WORK TO COMPLETE: Where a line below holds the string "document", copy that line.
:::::
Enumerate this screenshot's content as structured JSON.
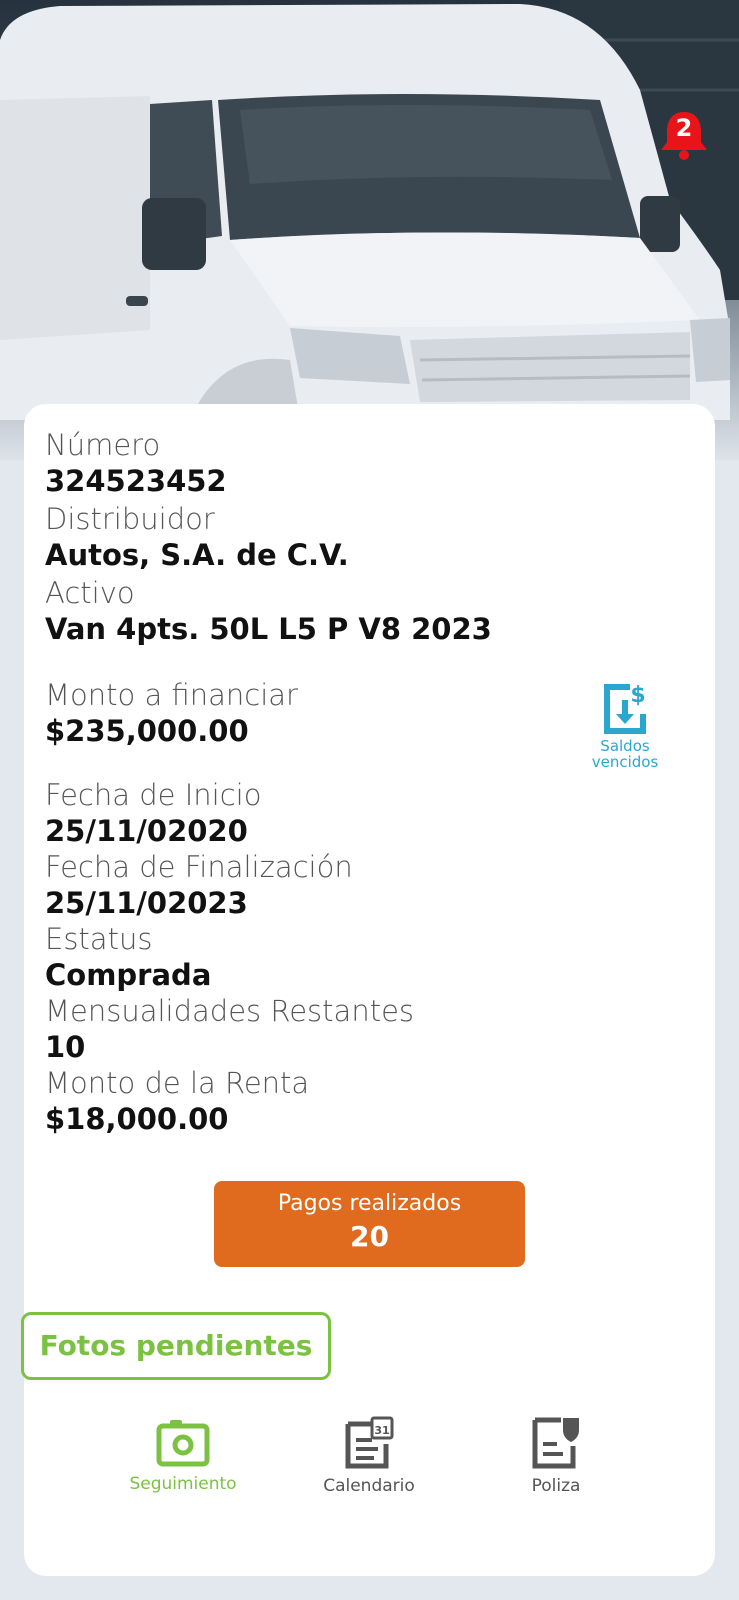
{
  "notifications": {
    "count": "2",
    "icon": "bell-icon",
    "color": "#e8141a"
  },
  "fields": {
    "numero": {
      "label": "Número",
      "value": "324523452"
    },
    "distribuidor": {
      "label": "Distribuidor",
      "value": "Autos, S.A. de C.V."
    },
    "activo": {
      "label": "Activo",
      "value": "Van 4pts. 50L L5 P V8 2023"
    },
    "monto_financiar": {
      "label": "Monto a financiar",
      "value": "$235,000.00"
    },
    "fecha_inicio": {
      "label": "Fecha de Inicio",
      "value": "25/11/02020"
    },
    "fecha_fin": {
      "label": "Fecha de Finalización",
      "value": "25/11/02023"
    },
    "estatus": {
      "label": "Estatus",
      "value": "Comprada"
    },
    "mensualidades": {
      "label": "Mensualidades Restantes",
      "value": "10"
    },
    "monto_renta": {
      "label": "Monto de la Renta",
      "value": "$18,000.00"
    }
  },
  "saldos": {
    "line1": "Saldos",
    "line2": "vencidos",
    "icon": "download-dollar-document-icon",
    "color": "#2aa7cf"
  },
  "pagos": {
    "label": "Pagos realizados",
    "count": "20",
    "color": "#e06a1e"
  },
  "tooltip": {
    "text": "Fotos pendientes",
    "color": "#7cc242"
  },
  "nav": {
    "items": [
      {
        "label": "Seguimiento",
        "icon": "camera-icon",
        "active": true,
        "color": "#7cc242"
      },
      {
        "label": "Calendario",
        "icon": "calendar-document-icon",
        "active": false,
        "color": "#555555"
      },
      {
        "label": "Poliza",
        "icon": "shield-document-icon",
        "active": false,
        "color": "#555555"
      }
    ]
  }
}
:::::
ANSWER BELOW:
    "icon": "download-dollar-document-icon",
        "icon": "calendar-document-icon",
        "icon": "shield-document-icon",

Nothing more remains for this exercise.